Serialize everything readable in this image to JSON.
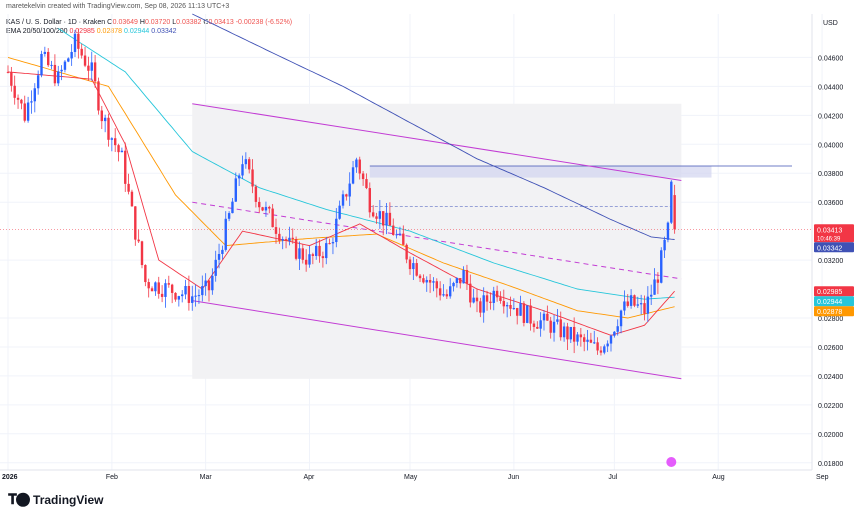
{
  "header": {
    "credit": "maretekelvin created with TradingView.com, Sep 08, 2026 11:13 UTC+3",
    "symbol": "KAS / U. S. Dollar · 1D · Kraken",
    "o_label": "O",
    "o": "0.03649",
    "h_label": "H",
    "h": "0.03720",
    "l_label": "L",
    "l": "0.03382",
    "c_label": "C",
    "c": "0.03413",
    "change": "-0.00238 (-6.52%)",
    "ema_label": "EMA 20/50/100/200",
    "ema_values": [
      "0.02985",
      "0.02878",
      "0.02944",
      "0.03342"
    ]
  },
  "currency": "USD",
  "logo_text": "TradingView",
  "colors": {
    "up": "#2962ff",
    "down": "#f23645",
    "ema20": "#f23645",
    "ema50": "#ff9800",
    "ema100": "#26c6da",
    "ema200": "#3f51b5",
    "channel": "#c23cd4",
    "zone": "#d1d4f0"
  },
  "chart_data": {
    "type": "candlestick",
    "y_axis_ticks": [
      "0.04600",
      "0.04400",
      "0.04200",
      "0.04000",
      "0.03800",
      "0.03600",
      "0.03200",
      "0.02800",
      "0.02600",
      "0.02400",
      "0.02200",
      "0.02000",
      "0.01800"
    ],
    "x_axis_ticks": [
      "2026",
      "Feb",
      "Mar",
      "Apr",
      "May",
      "Jun",
      "Jul",
      "Aug",
      "Sep",
      "Oct"
    ],
    "ylim": [
      0.0175,
      0.049
    ],
    "price_labels": [
      {
        "text": "0.03413",
        "sub": "10:46:39",
        "series": "last"
      },
      {
        "text": "0.03342",
        "series": "ema200"
      },
      {
        "text": "0.02985",
        "series": "ema20"
      },
      {
        "text": "0.02944",
        "series": "ema100"
      },
      {
        "text": "0.02878",
        "series": "ema50"
      }
    ],
    "price_anchors": [
      {
        "d": 0,
        "p": 0.045
      },
      {
        "d": 5,
        "p": 0.042
      },
      {
        "d": 10,
        "p": 0.046
      },
      {
        "d": 15,
        "p": 0.0445
      },
      {
        "d": 20,
        "p": 0.047
      },
      {
        "d": 25,
        "p": 0.045
      },
      {
        "d": 28,
        "p": 0.042
      },
      {
        "d": 34,
        "p": 0.039
      },
      {
        "d": 38,
        "p": 0.034
      },
      {
        "d": 41,
        "p": 0.0305
      },
      {
        "d": 48,
        "p": 0.03
      },
      {
        "d": 55,
        "p": 0.0295
      },
      {
        "d": 60,
        "p": 0.03
      },
      {
        "d": 66,
        "p": 0.035
      },
      {
        "d": 70,
        "p": 0.039
      },
      {
        "d": 75,
        "p": 0.036
      },
      {
        "d": 84,
        "p": 0.033
      },
      {
        "d": 90,
        "p": 0.032
      },
      {
        "d": 96,
        "p": 0.033
      },
      {
        "d": 100,
        "p": 0.036
      },
      {
        "d": 104,
        "p": 0.039
      },
      {
        "d": 108,
        "p": 0.036
      },
      {
        "d": 115,
        "p": 0.034
      },
      {
        "d": 120,
        "p": 0.032
      },
      {
        "d": 126,
        "p": 0.0305
      },
      {
        "d": 131,
        "p": 0.0295
      },
      {
        "d": 136,
        "p": 0.031
      },
      {
        "d": 140,
        "p": 0.0285
      },
      {
        "d": 146,
        "p": 0.03
      },
      {
        "d": 150,
        "p": 0.029
      },
      {
        "d": 156,
        "p": 0.028
      },
      {
        "d": 162,
        "p": 0.0275
      },
      {
        "d": 170,
        "p": 0.0265
      },
      {
        "d": 176,
        "p": 0.0258
      },
      {
        "d": 180,
        "p": 0.027
      },
      {
        "d": 183,
        "p": 0.0285
      },
      {
        "d": 186,
        "p": 0.029
      },
      {
        "d": 190,
        "p": 0.0285
      },
      {
        "d": 194,
        "p": 0.031
      },
      {
        "d": 197,
        "p": 0.034
      },
      {
        "d": 198,
        "p": 0.037
      },
      {
        "d": 199,
        "p": 0.0341
      }
    ],
    "ema_anchors": {
      "ema20": [
        {
          "d": 0,
          "p": 0.045
        },
        {
          "d": 25,
          "p": 0.0445
        },
        {
          "d": 35,
          "p": 0.04
        },
        {
          "d": 45,
          "p": 0.032
        },
        {
          "d": 58,
          "p": 0.03
        },
        {
          "d": 70,
          "p": 0.034
        },
        {
          "d": 90,
          "p": 0.033
        },
        {
          "d": 105,
          "p": 0.0345
        },
        {
          "d": 120,
          "p": 0.0325
        },
        {
          "d": 140,
          "p": 0.03
        },
        {
          "d": 160,
          "p": 0.0285
        },
        {
          "d": 180,
          "p": 0.0268
        },
        {
          "d": 190,
          "p": 0.0275
        },
        {
          "d": 199,
          "p": 0.02985
        }
      ],
      "ema50": [
        {
          "d": 0,
          "p": 0.046
        },
        {
          "d": 30,
          "p": 0.044
        },
        {
          "d": 50,
          "p": 0.0365
        },
        {
          "d": 65,
          "p": 0.033
        },
        {
          "d": 90,
          "p": 0.0335
        },
        {
          "d": 110,
          "p": 0.0338
        },
        {
          "d": 130,
          "p": 0.0318
        },
        {
          "d": 150,
          "p": 0.0302
        },
        {
          "d": 170,
          "p": 0.0285
        },
        {
          "d": 185,
          "p": 0.028
        },
        {
          "d": 199,
          "p": 0.02878
        }
      ],
      "ema100": [
        {
          "d": 15,
          "p": 0.048
        },
        {
          "d": 35,
          "p": 0.045
        },
        {
          "d": 55,
          "p": 0.0395
        },
        {
          "d": 75,
          "p": 0.037
        },
        {
          "d": 95,
          "p": 0.0355
        },
        {
          "d": 120,
          "p": 0.034
        },
        {
          "d": 145,
          "p": 0.0318
        },
        {
          "d": 170,
          "p": 0.03
        },
        {
          "d": 190,
          "p": 0.0293
        },
        {
          "d": 199,
          "p": 0.02944
        }
      ],
      "ema200": [
        {
          "d": 55,
          "p": 0.049
        },
        {
          "d": 80,
          "p": 0.0462
        },
        {
          "d": 100,
          "p": 0.044
        },
        {
          "d": 120,
          "p": 0.0415
        },
        {
          "d": 140,
          "p": 0.039
        },
        {
          "d": 160,
          "p": 0.037
        },
        {
          "d": 180,
          "p": 0.0348
        },
        {
          "d": 192,
          "p": 0.0336
        },
        {
          "d": 199,
          "p": 0.03342
        }
      ]
    },
    "channel": {
      "upper": [
        {
          "d": 55,
          "p": 0.0428
        },
        {
          "d": 201,
          "p": 0.0375
        }
      ],
      "middle": [
        {
          "d": 55,
          "p": 0.036
        },
        {
          "d": 201,
          "p": 0.0307
        }
      ],
      "lower": [
        {
          "d": 55,
          "p": 0.0292
        },
        {
          "d": 201,
          "p": 0.0238
        }
      ]
    },
    "resistance_zone": [
      0.0377,
      0.0385
    ],
    "dashed_level": 0.0357,
    "last_price": 0.03413
  }
}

*****

▶ _EXERCISE GOAL_
Exclude every picture and copy the remaining data exactly.

▶ _THE ANSWER_
Serialize everything readable in this image to JSON.
{
  "header": {
    "credit": "maretekelvin created with TradingView.com, Sep 08, 2026 11:13 UTC+3",
    "symbol": "KAS / U. S. Dollar · 1D · Kraken",
    "o_label": "O",
    "o": "0.03649",
    "h_label": "H",
    "h": "0.03720",
    "l_label": "L",
    "l": "0.03382",
    "c_label": "C",
    "c": "0.03413",
    "change": "-0.00238 (-6.52%)",
    "ema_label": "EMA 20/50/100/200",
    "ema_values": [
      "0.02985",
      "0.02878",
      "0.02944",
      "0.03342"
    ]
  },
  "currency": "USD",
  "logo_text": "TradingView",
  "colors": {
    "up": "#2962ff",
    "down": "#f23645",
    "ema20": "#f23645",
    "ema50": "#ff9800",
    "ema100": "#26c6da",
    "ema200": "#3f51b5",
    "channel": "#c23cd4",
    "zone": "#d1d4f0"
  },
  "chart_data": {
    "type": "candlestick",
    "y_axis_ticks": [
      "0.04600",
      "0.04400",
      "0.04200",
      "0.04000",
      "0.03800",
      "0.03600",
      "0.03200",
      "0.02800",
      "0.02600",
      "0.02400",
      "0.02200",
      "0.02000",
      "0.01800"
    ],
    "x_axis_ticks": [
      "2026",
      "Feb",
      "Mar",
      "Apr",
      "May",
      "Jun",
      "Jul",
      "Aug",
      "Sep",
      "Oct"
    ],
    "ylim": [
      0.0175,
      0.049
    ],
    "price_labels": [
      {
        "text": "0.03413",
        "sub": "10:46:39",
        "series": "last"
      },
      {
        "text": "0.03342",
        "series": "ema200"
      },
      {
        "text": "0.02985",
        "series": "ema20"
      },
      {
        "text": "0.02944",
        "series": "ema100"
      },
      {
        "text": "0.02878",
        "series": "ema50"
      }
    ],
    "price_anchors": [
      {
        "d": 0,
        "p": 0.045
      },
      {
        "d": 5,
        "p": 0.042
      },
      {
        "d": 10,
        "p": 0.046
      },
      {
        "d": 15,
        "p": 0.0445
      },
      {
        "d": 20,
        "p": 0.047
      },
      {
        "d": 25,
        "p": 0.045
      },
      {
        "d": 28,
        "p": 0.042
      },
      {
        "d": 34,
        "p": 0.039
      },
      {
        "d": 38,
        "p": 0.034
      },
      {
        "d": 41,
        "p": 0.0305
      },
      {
        "d": 48,
        "p": 0.03
      },
      {
        "d": 55,
        "p": 0.0295
      },
      {
        "d": 60,
        "p": 0.03
      },
      {
        "d": 66,
        "p": 0.035
      },
      {
        "d": 70,
        "p": 0.039
      },
      {
        "d": 75,
        "p": 0.036
      },
      {
        "d": 84,
        "p": 0.033
      },
      {
        "d": 90,
        "p": 0.032
      },
      {
        "d": 96,
        "p": 0.033
      },
      {
        "d": 100,
        "p": 0.036
      },
      {
        "d": 104,
        "p": 0.039
      },
      {
        "d": 108,
        "p": 0.036
      },
      {
        "d": 115,
        "p": 0.034
      },
      {
        "d": 120,
        "p": 0.032
      },
      {
        "d": 126,
        "p": 0.0305
      },
      {
        "d": 131,
        "p": 0.0295
      },
      {
        "d": 136,
        "p": 0.031
      },
      {
        "d": 140,
        "p": 0.0285
      },
      {
        "d": 146,
        "p": 0.03
      },
      {
        "d": 150,
        "p": 0.029
      },
      {
        "d": 156,
        "p": 0.028
      },
      {
        "d": 162,
        "p": 0.0275
      },
      {
        "d": 170,
        "p": 0.0265
      },
      {
        "d": 176,
        "p": 0.0258
      },
      {
        "d": 180,
        "p": 0.027
      },
      {
        "d": 183,
        "p": 0.0285
      },
      {
        "d": 186,
        "p": 0.029
      },
      {
        "d": 190,
        "p": 0.0285
      },
      {
        "d": 194,
        "p": 0.031
      },
      {
        "d": 197,
        "p": 0.034
      },
      {
        "d": 198,
        "p": 0.037
      },
      {
        "d": 199,
        "p": 0.0341
      }
    ],
    "ema_anchors": {
      "ema20": [
        {
          "d": 0,
          "p": 0.045
        },
        {
          "d": 25,
          "p": 0.0445
        },
        {
          "d": 35,
          "p": 0.04
        },
        {
          "d": 45,
          "p": 0.032
        },
        {
          "d": 58,
          "p": 0.03
        },
        {
          "d": 70,
          "p": 0.034
        },
        {
          "d": 90,
          "p": 0.033
        },
        {
          "d": 105,
          "p": 0.0345
        },
        {
          "d": 120,
          "p": 0.0325
        },
        {
          "d": 140,
          "p": 0.03
        },
        {
          "d": 160,
          "p": 0.0285
        },
        {
          "d": 180,
          "p": 0.0268
        },
        {
          "d": 190,
          "p": 0.0275
        },
        {
          "d": 199,
          "p": 0.02985
        }
      ],
      "ema50": [
        {
          "d": 0,
          "p": 0.046
        },
        {
          "d": 30,
          "p": 0.044
        },
        {
          "d": 50,
          "p": 0.0365
        },
        {
          "d": 65,
          "p": 0.033
        },
        {
          "d": 90,
          "p": 0.0335
        },
        {
          "d": 110,
          "p": 0.0338
        },
        {
          "d": 130,
          "p": 0.0318
        },
        {
          "d": 150,
          "p": 0.0302
        },
        {
          "d": 170,
          "p": 0.0285
        },
        {
          "d": 185,
          "p": 0.028
        },
        {
          "d": 199,
          "p": 0.02878
        }
      ],
      "ema100": [
        {
          "d": 15,
          "p": 0.048
        },
        {
          "d": 35,
          "p": 0.045
        },
        {
          "d": 55,
          "p": 0.0395
        },
        {
          "d": 75,
          "p": 0.037
        },
        {
          "d": 95,
          "p": 0.0355
        },
        {
          "d": 120,
          "p": 0.034
        },
        {
          "d": 145,
          "p": 0.0318
        },
        {
          "d": 170,
          "p": 0.03
        },
        {
          "d": 190,
          "p": 0.0293
        },
        {
          "d": 199,
          "p": 0.02944
        }
      ],
      "ema200": [
        {
          "d": 55,
          "p": 0.049
        },
        {
          "d": 80,
          "p": 0.0462
        },
        {
          "d": 100,
          "p": 0.044
        },
        {
          "d": 120,
          "p": 0.0415
        },
        {
          "d": 140,
          "p": 0.039
        },
        {
          "d": 160,
          "p": 0.037
        },
        {
          "d": 180,
          "p": 0.0348
        },
        {
          "d": 192,
          "p": 0.0336
        },
        {
          "d": 199,
          "p": 0.03342
        }
      ]
    },
    "channel": {
      "upper": [
        {
          "d": 55,
          "p": 0.0428
        },
        {
          "d": 201,
          "p": 0.0375
        }
      ],
      "middle": [
        {
          "d": 55,
          "p": 0.036
        },
        {
          "d": 201,
          "p": 0.0307
        }
      ],
      "lower": [
        {
          "d": 55,
          "p": 0.0292
        },
        {
          "d": 201,
          "p": 0.0238
        }
      ]
    },
    "resistance_zone": [
      0.0377,
      0.0385
    ],
    "dashed_level": 0.0357,
    "last_price": 0.03413
  }
}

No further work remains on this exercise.